STATED GOAL
Quote the data below in full, please, without altering anything.

Figure collection entries:
--

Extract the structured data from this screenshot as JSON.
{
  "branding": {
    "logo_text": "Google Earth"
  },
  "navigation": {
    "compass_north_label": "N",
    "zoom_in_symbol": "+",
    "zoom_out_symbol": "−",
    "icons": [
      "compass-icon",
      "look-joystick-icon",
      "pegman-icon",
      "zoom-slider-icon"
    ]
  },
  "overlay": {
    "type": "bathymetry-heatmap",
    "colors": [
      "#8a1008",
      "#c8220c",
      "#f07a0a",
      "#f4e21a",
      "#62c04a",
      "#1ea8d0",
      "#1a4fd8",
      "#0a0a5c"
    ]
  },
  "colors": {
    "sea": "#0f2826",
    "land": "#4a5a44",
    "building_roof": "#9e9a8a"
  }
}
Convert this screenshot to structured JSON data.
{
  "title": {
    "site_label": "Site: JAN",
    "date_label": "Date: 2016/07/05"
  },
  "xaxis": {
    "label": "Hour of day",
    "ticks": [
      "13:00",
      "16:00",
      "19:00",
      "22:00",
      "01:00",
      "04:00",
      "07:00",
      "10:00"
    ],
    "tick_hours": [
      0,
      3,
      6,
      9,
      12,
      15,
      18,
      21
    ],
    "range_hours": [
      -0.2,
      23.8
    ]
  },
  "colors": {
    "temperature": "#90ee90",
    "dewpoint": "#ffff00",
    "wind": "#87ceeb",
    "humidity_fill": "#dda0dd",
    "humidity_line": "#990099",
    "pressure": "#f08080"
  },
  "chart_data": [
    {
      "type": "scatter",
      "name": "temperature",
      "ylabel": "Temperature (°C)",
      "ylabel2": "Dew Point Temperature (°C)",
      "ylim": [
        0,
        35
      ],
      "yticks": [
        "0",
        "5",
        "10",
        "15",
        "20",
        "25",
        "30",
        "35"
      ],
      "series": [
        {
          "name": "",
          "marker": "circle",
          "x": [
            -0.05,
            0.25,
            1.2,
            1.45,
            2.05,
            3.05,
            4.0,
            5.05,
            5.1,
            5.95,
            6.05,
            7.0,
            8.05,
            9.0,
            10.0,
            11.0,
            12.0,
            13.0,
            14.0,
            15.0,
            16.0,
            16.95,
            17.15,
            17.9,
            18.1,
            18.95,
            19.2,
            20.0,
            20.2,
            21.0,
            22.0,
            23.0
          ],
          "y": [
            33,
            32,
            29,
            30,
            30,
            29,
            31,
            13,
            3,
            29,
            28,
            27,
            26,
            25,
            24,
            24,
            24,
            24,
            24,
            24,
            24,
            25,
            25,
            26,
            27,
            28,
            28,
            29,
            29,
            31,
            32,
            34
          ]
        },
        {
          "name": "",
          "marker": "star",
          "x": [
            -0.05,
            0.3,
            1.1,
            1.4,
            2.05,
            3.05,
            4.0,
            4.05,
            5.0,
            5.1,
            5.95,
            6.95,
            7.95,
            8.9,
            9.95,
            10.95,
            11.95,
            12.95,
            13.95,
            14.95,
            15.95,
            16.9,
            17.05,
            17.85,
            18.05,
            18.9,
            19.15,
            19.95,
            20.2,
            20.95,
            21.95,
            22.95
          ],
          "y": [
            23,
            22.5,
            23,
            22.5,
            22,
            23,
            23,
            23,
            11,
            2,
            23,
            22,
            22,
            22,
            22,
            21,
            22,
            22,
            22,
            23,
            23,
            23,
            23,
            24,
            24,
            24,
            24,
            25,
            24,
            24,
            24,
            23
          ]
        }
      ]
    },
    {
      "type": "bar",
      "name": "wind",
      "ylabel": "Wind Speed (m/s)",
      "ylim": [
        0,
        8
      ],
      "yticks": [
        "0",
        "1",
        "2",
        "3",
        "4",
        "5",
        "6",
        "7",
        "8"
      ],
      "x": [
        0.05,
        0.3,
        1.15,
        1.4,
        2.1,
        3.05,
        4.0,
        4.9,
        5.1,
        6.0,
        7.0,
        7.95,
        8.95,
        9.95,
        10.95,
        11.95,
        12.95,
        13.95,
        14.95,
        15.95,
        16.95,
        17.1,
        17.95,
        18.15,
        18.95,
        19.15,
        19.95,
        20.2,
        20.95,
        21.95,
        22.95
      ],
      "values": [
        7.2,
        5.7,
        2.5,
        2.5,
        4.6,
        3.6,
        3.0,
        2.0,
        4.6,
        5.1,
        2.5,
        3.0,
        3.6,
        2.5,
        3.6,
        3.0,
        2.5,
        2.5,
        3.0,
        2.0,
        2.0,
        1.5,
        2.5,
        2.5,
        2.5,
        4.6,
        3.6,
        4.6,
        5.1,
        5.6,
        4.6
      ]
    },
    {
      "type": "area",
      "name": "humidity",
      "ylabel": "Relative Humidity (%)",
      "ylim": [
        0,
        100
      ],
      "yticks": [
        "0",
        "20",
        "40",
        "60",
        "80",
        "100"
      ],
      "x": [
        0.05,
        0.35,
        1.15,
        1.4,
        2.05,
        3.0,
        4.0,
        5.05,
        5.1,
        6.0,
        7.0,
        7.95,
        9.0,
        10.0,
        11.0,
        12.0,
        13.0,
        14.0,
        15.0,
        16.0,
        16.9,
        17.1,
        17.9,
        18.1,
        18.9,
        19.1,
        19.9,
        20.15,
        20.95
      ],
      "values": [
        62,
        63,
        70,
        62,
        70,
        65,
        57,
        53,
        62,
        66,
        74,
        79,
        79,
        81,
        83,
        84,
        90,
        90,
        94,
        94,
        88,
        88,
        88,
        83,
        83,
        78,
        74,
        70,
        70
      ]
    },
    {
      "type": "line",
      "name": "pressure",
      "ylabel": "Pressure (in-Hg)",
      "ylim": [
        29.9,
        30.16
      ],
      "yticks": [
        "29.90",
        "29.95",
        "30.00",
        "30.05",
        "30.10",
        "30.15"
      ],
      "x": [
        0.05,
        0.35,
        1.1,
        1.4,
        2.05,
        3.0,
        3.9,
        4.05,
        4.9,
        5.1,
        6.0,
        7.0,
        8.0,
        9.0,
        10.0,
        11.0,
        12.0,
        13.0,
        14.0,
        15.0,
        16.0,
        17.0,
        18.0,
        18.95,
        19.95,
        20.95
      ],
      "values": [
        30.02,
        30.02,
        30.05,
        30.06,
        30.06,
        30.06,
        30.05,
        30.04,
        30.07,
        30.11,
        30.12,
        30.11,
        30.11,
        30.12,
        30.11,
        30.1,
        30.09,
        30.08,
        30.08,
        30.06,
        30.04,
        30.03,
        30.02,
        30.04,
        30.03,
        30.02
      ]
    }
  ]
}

--

SOLUTION
Extract the structured data from this screenshot as JSON.
{
  "branding": {
    "logo_text": "Google Earth"
  },
  "navigation": {
    "compass_north_label": "N",
    "zoom_in_symbol": "+",
    "zoom_out_symbol": "−",
    "icons": [
      "compass-icon",
      "look-joystick-icon",
      "pegman-icon",
      "zoom-slider-icon"
    ]
  },
  "overlay": {
    "type": "bathymetry-heatmap",
    "colors": [
      "#8a1008",
      "#c8220c",
      "#f07a0a",
      "#f4e21a",
      "#62c04a",
      "#1ea8d0",
      "#1a4fd8",
      "#0a0a5c"
    ]
  },
  "colors": {
    "sea": "#0f2826",
    "land": "#4a5a44",
    "building_roof": "#9e9a8a"
  }
}
Convert this screenshot to structured JSON data.
{
  "title": {
    "site_label": "Site: JAN",
    "date_label": "Date: 2016/07/05"
  },
  "xaxis": {
    "label": "Hour of day",
    "ticks": [
      "13:00",
      "16:00",
      "19:00",
      "22:00",
      "01:00",
      "04:00",
      "07:00",
      "10:00"
    ],
    "tick_hours": [
      0,
      3,
      6,
      9,
      12,
      15,
      18,
      21
    ],
    "range_hours": [
      -0.2,
      23.8
    ]
  },
  "colors": {
    "temperature": "#90ee90",
    "dewpoint": "#ffff00",
    "wind": "#87ceeb",
    "humidity_fill": "#dda0dd",
    "humidity_line": "#990099",
    "pressure": "#f08080"
  },
  "chart_data": [
    {
      "type": "scatter",
      "name": "temperature",
      "ylabel": "Temperature (°C)",
      "ylabel2": "Dew Point Temperature (°C)",
      "ylim": [
        0,
        35
      ],
      "yticks": [
        "0",
        "5",
        "10",
        "15",
        "20",
        "25",
        "30",
        "35"
      ],
      "series": [
        {
          "name": "",
          "marker": "circle",
          "x": [
            -0.05,
            0.25,
            1.2,
            1.45,
            2.05,
            3.05,
            4.0,
            5.05,
            5.1,
            5.95,
            6.05,
            7.0,
            8.05,
            9.0,
            10.0,
            11.0,
            12.0,
            13.0,
            14.0,
            15.0,
            16.0,
            16.95,
            17.15,
            17.9,
            18.1,
            18.95,
            19.2,
            20.0,
            20.2,
            21.0,
            22.0,
            23.0
          ],
          "y": [
            33,
            32,
            29,
            30,
            30,
            29,
            31,
            13,
            3,
            29,
            28,
            27,
            26,
            25,
            24,
            24,
            24,
            24,
            24,
            24,
            24,
            25,
            25,
            26,
            27,
            28,
            28,
            29,
            29,
            31,
            32,
            34
          ]
        },
        {
          "name": "",
          "marker": "star",
          "x": [
            -0.05,
            0.3,
            1.1,
            1.4,
            2.05,
            3.05,
            4.0,
            4.05,
            5.0,
            5.1,
            5.95,
            6.95,
            7.95,
            8.9,
            9.95,
            10.95,
            11.95,
            12.95,
            13.95,
            14.95,
            15.95,
            16.9,
            17.05,
            17.85,
            18.05,
            18.9,
            19.15,
            19.95,
            20.2,
            20.95,
            21.95,
            22.95
          ],
          "y": [
            23,
            22.5,
            23,
            22.5,
            22,
            23,
            23,
            23,
            11,
            2,
            23,
            22,
            22,
            22,
            22,
            21,
            22,
            22,
            22,
            23,
            23,
            23,
            23,
            24,
            24,
            24,
            24,
            25,
            24,
            24,
            24,
            23
          ]
        }
      ]
    },
    {
      "type": "bar",
      "name": "wind",
      "ylabel": "Wind Speed (m/s)",
      "ylim": [
        0,
        8
      ],
      "yticks": [
        "0",
        "1",
        "2",
        "3",
        "4",
        "5",
        "6",
        "7",
        "8"
      ],
      "x": [
        0.05,
        0.3,
        1.15,
        1.4,
        2.1,
        3.05,
        4.0,
        4.9,
        5.1,
        6.0,
        7.0,
        7.95,
        8.95,
        9.95,
        10.95,
        11.95,
        12.95,
        13.95,
        14.95,
        15.95,
        16.95,
        17.1,
        17.95,
        18.15,
        18.95,
        19.15,
        19.95,
        20.2,
        20.95,
        21.95,
        22.95
      ],
      "values": [
        7.2,
        5.7,
        2.5,
        2.5,
        4.6,
        3.6,
        3.0,
        2.0,
        4.6,
        5.1,
        2.5,
        3.0,
        3.6,
        2.5,
        3.6,
        3.0,
        2.5,
        2.5,
        3.0,
        2.0,
        2.0,
        1.5,
        2.5,
        2.5,
        2.5,
        4.6,
        3.6,
        4.6,
        5.1,
        5.6,
        4.6
      ]
    },
    {
      "type": "area",
      "name": "humidity",
      "ylabel": "Relative Humidity (%)",
      "ylim": [
        0,
        100
      ],
      "yticks": [
        "0",
        "20",
        "40",
        "60",
        "80",
        "100"
      ],
      "x": [
        0.05,
        0.35,
        1.15,
        1.4,
        2.05,
        3.0,
        4.0,
        5.05,
        5.1,
        6.0,
        7.0,
        7.95,
        9.0,
        10.0,
        11.0,
        12.0,
        13.0,
        14.0,
        15.0,
        16.0,
        16.9,
        17.1,
        17.9,
        18.1,
        18.9,
        19.1,
        19.9,
        20.15,
        20.95
      ],
      "values": [
        62,
        63,
        70,
        62,
        70,
        65,
        57,
        53,
        62,
        66,
        74,
        79,
        79,
        81,
        83,
        84,
        90,
        90,
        94,
        94,
        88,
        88,
        88,
        83,
        83,
        78,
        74,
        70,
        70
      ]
    },
    {
      "type": "line",
      "name": "pressure",
      "ylabel": "Pressure (in-Hg)",
      "ylim": [
        29.9,
        30.16
      ],
      "yticks": [
        "29.90",
        "29.95",
        "30.00",
        "30.05",
        "30.10",
        "30.15"
      ],
      "x": [
        0.05,
        0.35,
        1.1,
        1.4,
        2.05,
        3.0,
        3.9,
        4.05,
        4.9,
        5.1,
        6.0,
        7.0,
        8.0,
        9.0,
        10.0,
        11.0,
        12.0,
        13.0,
        14.0,
        15.0,
        16.0,
        17.0,
        18.0,
        18.95,
        19.95,
        20.95
      ],
      "values": [
        30.02,
        30.02,
        30.05,
        30.06,
        30.06,
        30.06,
        30.05,
        30.04,
        30.07,
        30.11,
        30.12,
        30.11,
        30.11,
        30.12,
        30.11,
        30.1,
        30.09,
        30.08,
        30.08,
        30.06,
        30.04,
        30.03,
        30.02,
        30.04,
        30.03,
        30.02
      ]
    }
  ]
}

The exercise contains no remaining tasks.